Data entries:
* Start *

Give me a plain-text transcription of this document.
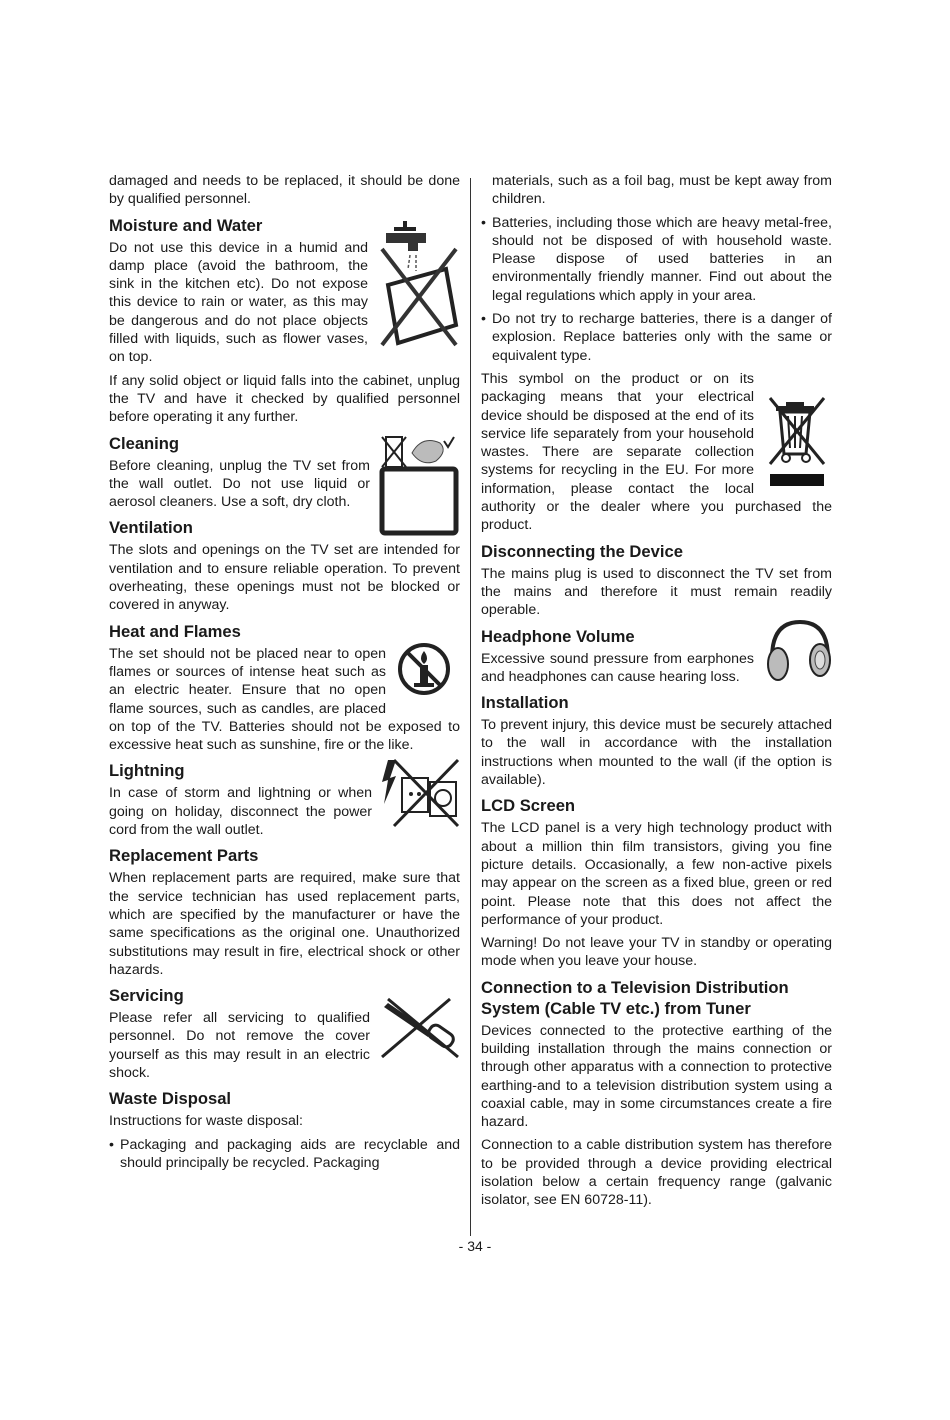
damaged and needs to be replaced, it should be done by qualified personnel.

Moisture and Water

Do not use this device in a humid and damp place (avoid the bathroom, the sink in the kitchen etc). Do not expose this device to rain or water, as this may be dangerous and do not place objects filled with liquids, such as flower vases, on top.

If any solid object or liquid falls into the cabinet, unplug the TV and have it checked by qualified personnel before operating it any further.

Cleaning

Before cleaning, unplug the TV set from the wall outlet. Do not use liquid or aerosol cleaners. Use a soft, dry cloth.

Ventilation

The slots and openings on the TV set are intended for ventilation and to ensure reliable operation. To prevent overheating, these openings must not be blocked or covered in anyway.

Heat and Flames

The set should not be placed near to open flames or sources of intense heat such as an electric heater. Ensure that no open flame sources, such as candles, are placed on top of the TV. Batteries should not be exposed to excessive heat such as sunshine, fire or the like.

Lightning

In case of storm and lightning or when going on holiday, disconnect the power cord from the wall outlet.

Replacement Parts

When replacement parts are required, make sure that the service technician has used replacement parts, which are specified by the manufacturer or have the same specifications as the original one. Unauthorized substitutions may result in fire, electrical shock or other hazards.

Servicing

Please refer all servicing to qualified personnel. Do not remove the cover yourself as this may result in an electric shock.

Waste Disposal

Instructions for waste disposal:

• Packaging and packaging aids are recyclable and should principally be recycled. Packaging

materials, such as a foil bag, must be kept away from children.

• Batteries, including those which are heavy metal-free, should not be disposed of with household waste. Please dispose of used batteries in an environmentally friendly manner. Find out about the legal regulations which apply in your area.
• Do not try to recharge batteries, there is a danger of explosion. Replace batteries only with the same or equivalent type.

This symbol on the product or on its packaging means that your electrical device should be disposed at the end of its service life separately from your household wastes. There are separate collection systems for recycling in the EU. For more information, please contact the local authority or the dealer where you purchased the product.

Disconnecting the Device

The mains plug is used to disconnect the TV set from the mains and therefore it must remain readily operable.

Headphone Volume

Excessive sound pressure from earphones and headphones can cause hearing loss.

Installation

To prevent injury, this device must be securely attached to the wall in accordance with the installation instructions when mounted to the wall (if the option is available).

LCD Screen

The LCD panel is a very high technology product with about a million thin film transistors, giving you fine picture details. Occasionally, a few non-active pixels may appear on the screen as a fixed blue, green or red point. Please note that this does not affect the performance of your product.

Warning! Do not leave your TV in standby or operating mode when you leave your house.

Connection to a Television Distribution System (Cable TV etc.) from Tuner

Devices connected to the protective earthing of the building installation through the mains connection or through other apparatus with a connection to protective earthing-and to a television distribution system using a coaxial cable, may in some circumstances create a fire hazard.

Connection to a cable distribution system has therefore to be provided through a device providing electrical isolation below a certain frequency range (galvanic isolator, see EN 60728-11).

- 34 -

* End *

> Requirement
Go over the records above line by line and count those holding the word "disposed". Reply only with the number.

> Expected output
2